Information given:

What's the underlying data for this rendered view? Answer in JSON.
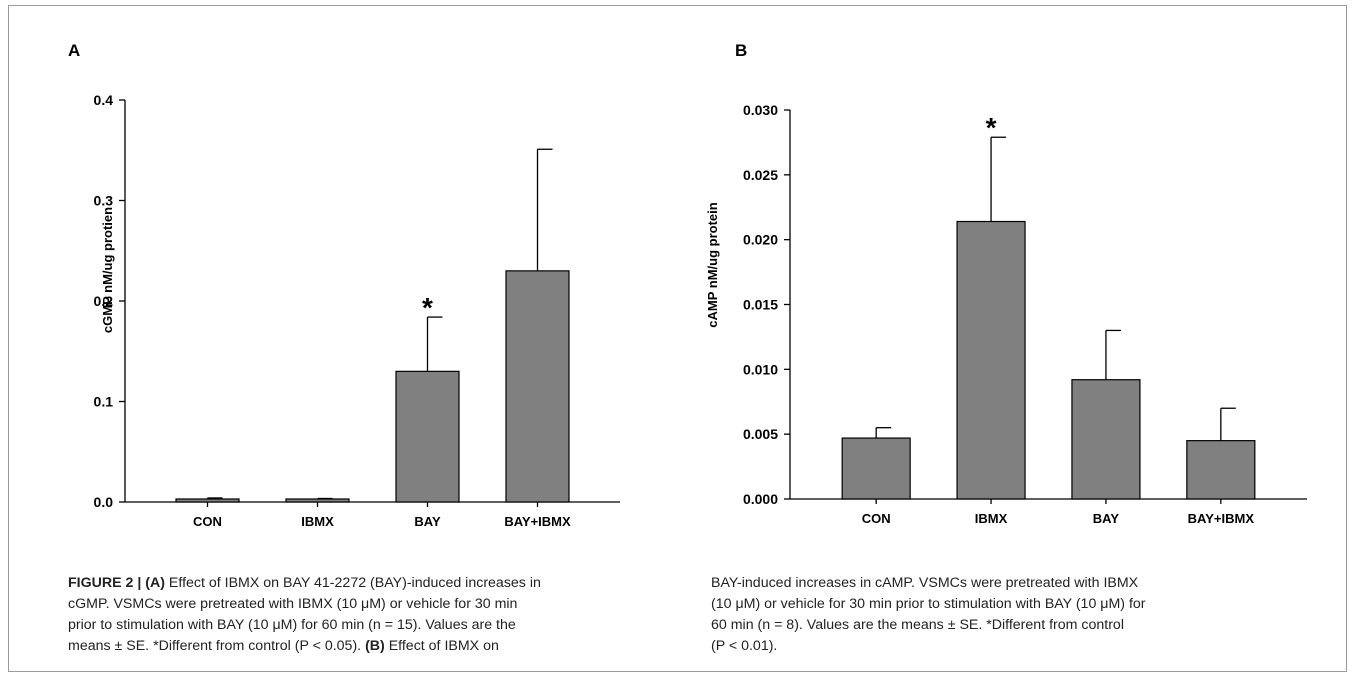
{
  "panels": [
    {
      "letter": "A"
    },
    {
      "letter": "B"
    }
  ],
  "chart_data": [
    {
      "type": "bar",
      "title": "",
      "xlabel": "",
      "ylabel": "cGMP nM/ug protien",
      "categories": [
        "CON",
        "IBMX",
        "BAY",
        "BAY+IBMX"
      ],
      "values": [
        0.003,
        0.003,
        0.13,
        0.23
      ],
      "errors": [
        0.001,
        0.0005,
        0.054,
        0.121
      ],
      "ylim": [
        0,
        0.4
      ],
      "yticks": [
        "0.0",
        "0.1",
        "0.2",
        "0.3",
        "0.4"
      ],
      "significance": [
        "",
        "",
        "*",
        ""
      ],
      "bar_color": "#808080",
      "grid": false
    },
    {
      "type": "bar",
      "title": "",
      "xlabel": "",
      "ylabel": "cAMP nM/ug protein",
      "categories": [
        "CON",
        "IBMX",
        "BAY",
        "BAY+IBMX"
      ],
      "values": [
        0.0047,
        0.0214,
        0.0092,
        0.0045
      ],
      "errors": [
        0.0008,
        0.0065,
        0.0038,
        0.0025
      ],
      "ylim": [
        0,
        0.03
      ],
      "yticks": [
        "0.000",
        "0.005",
        "0.010",
        "0.015",
        "0.020",
        "0.025",
        "0.030"
      ],
      "significance": [
        "",
        "*",
        "",
        ""
      ],
      "bar_color": "#808080",
      "grid": false
    }
  ],
  "caption": {
    "left_bold1": "FIGURE 2 | (A)",
    "left_text1": " Effect of IBMX on BAY 41-2272 (BAY)-induced increases in\ncGMP. VSMCs were pretreated with IBMX (10 μM) or vehicle for 30 min\nprior to stimulation with BAY (10 μM) for 60 min (n = 15). Values are the\nmeans ± SE. *Different from control (P < 0.05). ",
    "left_bold2": "(B)",
    "left_text2": " Effect of IBMX on",
    "right_text": "BAY-induced increases in cAMP. VSMCs were pretreated with IBMX\n(10 μM) or vehicle for 30 min prior to stimulation with BAY (10 μM) for\n60 min (n = 8). Values are the means ± SE. *Different from control\n(P < 0.01)."
  }
}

Exercise directions: Respond with only the number of lines in the data that include the string "cAMP".

Your solution: 2